• _WHAT IS NEEDED_: Give back the whole listing exactly as shown.

Figure collection entries
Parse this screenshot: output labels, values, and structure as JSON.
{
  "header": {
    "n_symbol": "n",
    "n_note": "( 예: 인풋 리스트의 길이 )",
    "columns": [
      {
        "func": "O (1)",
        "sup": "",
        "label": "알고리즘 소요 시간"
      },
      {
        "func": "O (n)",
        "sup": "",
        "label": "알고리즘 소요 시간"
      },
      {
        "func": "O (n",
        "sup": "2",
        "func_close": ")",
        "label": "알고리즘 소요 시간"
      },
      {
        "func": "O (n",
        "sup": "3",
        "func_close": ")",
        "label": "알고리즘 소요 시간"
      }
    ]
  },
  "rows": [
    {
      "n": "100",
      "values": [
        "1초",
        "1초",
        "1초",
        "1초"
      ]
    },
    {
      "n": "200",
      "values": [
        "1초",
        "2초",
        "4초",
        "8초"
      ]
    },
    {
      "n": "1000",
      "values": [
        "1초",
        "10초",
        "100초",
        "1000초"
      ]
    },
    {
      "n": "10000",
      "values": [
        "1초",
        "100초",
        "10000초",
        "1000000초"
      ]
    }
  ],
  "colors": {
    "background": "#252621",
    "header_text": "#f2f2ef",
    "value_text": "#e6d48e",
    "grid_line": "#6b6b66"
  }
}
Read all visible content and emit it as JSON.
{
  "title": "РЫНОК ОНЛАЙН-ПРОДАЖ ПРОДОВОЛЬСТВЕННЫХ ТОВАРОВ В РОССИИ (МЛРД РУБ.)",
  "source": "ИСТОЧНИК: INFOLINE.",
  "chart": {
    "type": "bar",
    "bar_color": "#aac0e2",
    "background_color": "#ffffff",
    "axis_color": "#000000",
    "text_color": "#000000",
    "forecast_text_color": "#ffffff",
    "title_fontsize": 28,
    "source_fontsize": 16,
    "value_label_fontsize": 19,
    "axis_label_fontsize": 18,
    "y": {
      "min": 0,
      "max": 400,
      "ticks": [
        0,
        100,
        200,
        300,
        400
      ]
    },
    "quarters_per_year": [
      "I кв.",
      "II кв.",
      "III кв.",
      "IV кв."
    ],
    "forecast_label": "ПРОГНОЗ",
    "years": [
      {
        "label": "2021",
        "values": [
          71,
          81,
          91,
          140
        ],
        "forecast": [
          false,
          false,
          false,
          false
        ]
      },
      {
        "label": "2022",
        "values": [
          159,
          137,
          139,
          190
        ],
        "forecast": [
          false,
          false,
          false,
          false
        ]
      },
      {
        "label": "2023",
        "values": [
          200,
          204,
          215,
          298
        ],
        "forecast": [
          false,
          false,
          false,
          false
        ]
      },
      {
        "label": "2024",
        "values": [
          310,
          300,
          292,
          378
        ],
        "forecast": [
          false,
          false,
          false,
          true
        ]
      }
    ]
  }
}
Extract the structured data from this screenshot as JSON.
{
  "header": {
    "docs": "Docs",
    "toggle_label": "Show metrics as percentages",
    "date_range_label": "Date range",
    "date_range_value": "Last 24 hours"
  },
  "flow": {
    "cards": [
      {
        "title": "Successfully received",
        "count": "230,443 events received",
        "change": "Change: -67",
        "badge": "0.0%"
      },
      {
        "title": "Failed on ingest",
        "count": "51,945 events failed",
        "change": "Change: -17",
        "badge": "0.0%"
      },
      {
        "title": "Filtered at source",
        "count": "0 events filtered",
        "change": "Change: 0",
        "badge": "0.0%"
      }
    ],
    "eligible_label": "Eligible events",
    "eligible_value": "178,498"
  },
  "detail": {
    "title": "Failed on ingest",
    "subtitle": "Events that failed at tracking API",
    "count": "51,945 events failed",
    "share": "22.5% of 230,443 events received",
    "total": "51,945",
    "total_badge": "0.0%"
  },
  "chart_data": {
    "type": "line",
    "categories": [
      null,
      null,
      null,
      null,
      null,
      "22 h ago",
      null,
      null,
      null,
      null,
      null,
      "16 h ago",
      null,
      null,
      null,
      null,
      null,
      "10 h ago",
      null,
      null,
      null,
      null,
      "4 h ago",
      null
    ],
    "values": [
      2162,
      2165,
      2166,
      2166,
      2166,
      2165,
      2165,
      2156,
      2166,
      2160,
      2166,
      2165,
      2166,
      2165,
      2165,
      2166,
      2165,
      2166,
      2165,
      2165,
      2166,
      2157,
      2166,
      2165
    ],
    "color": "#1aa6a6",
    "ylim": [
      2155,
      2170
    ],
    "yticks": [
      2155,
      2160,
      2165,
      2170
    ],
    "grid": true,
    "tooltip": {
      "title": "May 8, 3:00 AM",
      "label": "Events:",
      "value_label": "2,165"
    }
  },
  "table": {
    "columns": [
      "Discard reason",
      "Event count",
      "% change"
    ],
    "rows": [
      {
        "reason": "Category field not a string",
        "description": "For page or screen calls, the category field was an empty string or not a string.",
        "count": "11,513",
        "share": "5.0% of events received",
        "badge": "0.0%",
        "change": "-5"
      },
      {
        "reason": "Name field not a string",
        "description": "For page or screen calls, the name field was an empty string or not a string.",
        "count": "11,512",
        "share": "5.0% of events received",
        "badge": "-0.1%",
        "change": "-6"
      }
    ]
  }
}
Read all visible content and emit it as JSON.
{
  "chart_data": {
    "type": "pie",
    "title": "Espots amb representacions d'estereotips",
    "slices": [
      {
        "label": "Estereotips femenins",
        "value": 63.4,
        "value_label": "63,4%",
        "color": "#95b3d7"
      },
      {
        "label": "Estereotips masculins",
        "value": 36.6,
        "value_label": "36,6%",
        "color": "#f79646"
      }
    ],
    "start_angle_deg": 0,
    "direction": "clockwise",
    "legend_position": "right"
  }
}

• _EXERCISE SOLUTION_:
Parse this screenshot: output labels, values, and structure as JSON.
{
  "header": {
    "n_symbol": "n",
    "n_note": "( 예: 인풋 리스트의 길이 )",
    "columns": [
      {
        "func": "O (1)",
        "sup": "",
        "label": "알고리즘 소요 시간"
      },
      {
        "func": "O (n)",
        "sup": "",
        "label": "알고리즘 소요 시간"
      },
      {
        "func": "O (n",
        "sup": "2",
        "func_close": ")",
        "label": "알고리즘 소요 시간"
      },
      {
        "func": "O (n",
        "sup": "3",
        "func_close": ")",
        "label": "알고리즘 소요 시간"
      }
    ]
  },
  "rows": [
    {
      "n": "100",
      "values": [
        "1초",
        "1초",
        "1초",
        "1초"
      ]
    },
    {
      "n": "200",
      "values": [
        "1초",
        "2초",
        "4초",
        "8초"
      ]
    },
    {
      "n": "1000",
      "values": [
        "1초",
        "10초",
        "100초",
        "1000초"
      ]
    },
    {
      "n": "10000",
      "values": [
        "1초",
        "100초",
        "10000초",
        "1000000초"
      ]
    }
  ],
  "colors": {
    "background": "#252621",
    "header_text": "#f2f2ef",
    "value_text": "#e6d48e",
    "grid_line": "#6b6b66"
  }
}
Read all visible content and emit it as JSON.
{
  "title": "РЫНОК ОНЛАЙН-ПРОДАЖ ПРОДОВОЛЬСТВЕННЫХ ТОВАРОВ В РОССИИ (МЛРД РУБ.)",
  "source": "ИСТОЧНИК: INFOLINE.",
  "chart": {
    "type": "bar",
    "bar_color": "#aac0e2",
    "background_color": "#ffffff",
    "axis_color": "#000000",
    "text_color": "#000000",
    "forecast_text_color": "#ffffff",
    "title_fontsize": 28,
    "source_fontsize": 16,
    "value_label_fontsize": 19,
    "axis_label_fontsize": 18,
    "y": {
      "min": 0,
      "max": 400,
      "ticks": [
        0,
        100,
        200,
        300,
        400
      ]
    },
    "quarters_per_year": [
      "I кв.",
      "II кв.",
      "III кв.",
      "IV кв."
    ],
    "forecast_label": "ПРОГНОЗ",
    "years": [
      {
        "label": "2021",
        "values": [
          71,
          81,
          91,
          140
        ],
        "forecast": [
          false,
          false,
          false,
          false
        ]
      },
      {
        "label": "2022",
        "values": [
          159,
          137,
          139,
          190
        ],
        "forecast": [
          false,
          false,
          false,
          false
        ]
      },
      {
        "label": "2023",
        "values": [
          200,
          204,
          215,
          298
        ],
        "forecast": [
          false,
          false,
          false,
          false
        ]
      },
      {
        "label": "2024",
        "values": [
          310,
          300,
          292,
          378
        ],
        "forecast": [
          false,
          false,
          false,
          true
        ]
      }
    ]
  }
}
Extract the structured data from this screenshot as JSON.
{
  "header": {
    "docs": "Docs",
    "toggle_label": "Show metrics as percentages",
    "date_range_label": "Date range",
    "date_range_value": "Last 24 hours"
  },
  "flow": {
    "cards": [
      {
        "title": "Successfully received",
        "count": "230,443 events received",
        "change": "Change: -67",
        "badge": "0.0%"
      },
      {
        "title": "Failed on ingest",
        "count": "51,945 events failed",
        "change": "Change: -17",
        "badge": "0.0%"
      },
      {
        "title": "Filtered at source",
        "count": "0 events filtered",
        "change": "Change: 0",
        "badge": "0.0%"
      }
    ],
    "eligible_label": "Eligible events",
    "eligible_value": "178,498"
  },
  "detail": {
    "title": "Failed on ingest",
    "subtitle": "Events that failed at tracking API",
    "count": "51,945 events failed",
    "share": "22.5% of 230,443 events received",
    "total": "51,945",
    "total_badge": "0.0%"
  },
  "chart_data": {
    "type": "line",
    "categories": [
      null,
      null,
      null,
      null,
      null,
      "22 h ago",
      null,
      null,
      null,
      null,
      null,
      "16 h ago",
      null,
      null,
      null,
      null,
      null,
      "10 h ago",
      null,
      null,
      null,
      null,
      "4 h ago",
      null
    ],
    "values": [
      2162,
      2165,
      2166,
      2166,
      2166,
      2165,
      2165,
      2156,
      2166,
      2160,
      2166,
      2165,
      2166,
      2165,
      2165,
      2166,
      2165,
      2166,
      2165,
      2165,
      2166,
      2157,
      2166,
      2165
    ],
    "color": "#1aa6a6",
    "ylim": [
      2155,
      2170
    ],
    "yticks": [
      2155,
      2160,
      2165,
      2170
    ],
    "grid": true,
    "tooltip": {
      "title": "May 8, 3:00 AM",
      "label": "Events:",
      "value_label": "2,165"
    }
  },
  "table": {
    "columns": [
      "Discard reason",
      "Event count",
      "% change"
    ],
    "rows": [
      {
        "reason": "Category field not a string",
        "description": "For page or screen calls, the category field was an empty string or not a string.",
        "count": "11,513",
        "share": "5.0% of events received",
        "badge": "0.0%",
        "change": "-5"
      },
      {
        "reason": "Name field not a string",
        "description": "For page or screen calls, the name field was an empty string or not a string.",
        "count": "11,512",
        "share": "5.0% of events received",
        "badge": "-0.1%",
        "change": "-6"
      }
    ]
  }
}
Read all visible content and emit it as JSON.
{
  "chart_data": {
    "type": "pie",
    "title": "Espots amb representacions d'estereotips",
    "slices": [
      {
        "label": "Estereotips femenins",
        "value": 63.4,
        "value_label": "63,4%",
        "color": "#95b3d7"
      },
      {
        "label": "Estereotips masculins",
        "value": 36.6,
        "value_label": "36,6%",
        "color": "#f79646"
      }
    ],
    "start_angle_deg": 0,
    "direction": "clockwise",
    "legend_position": "right"
  }
}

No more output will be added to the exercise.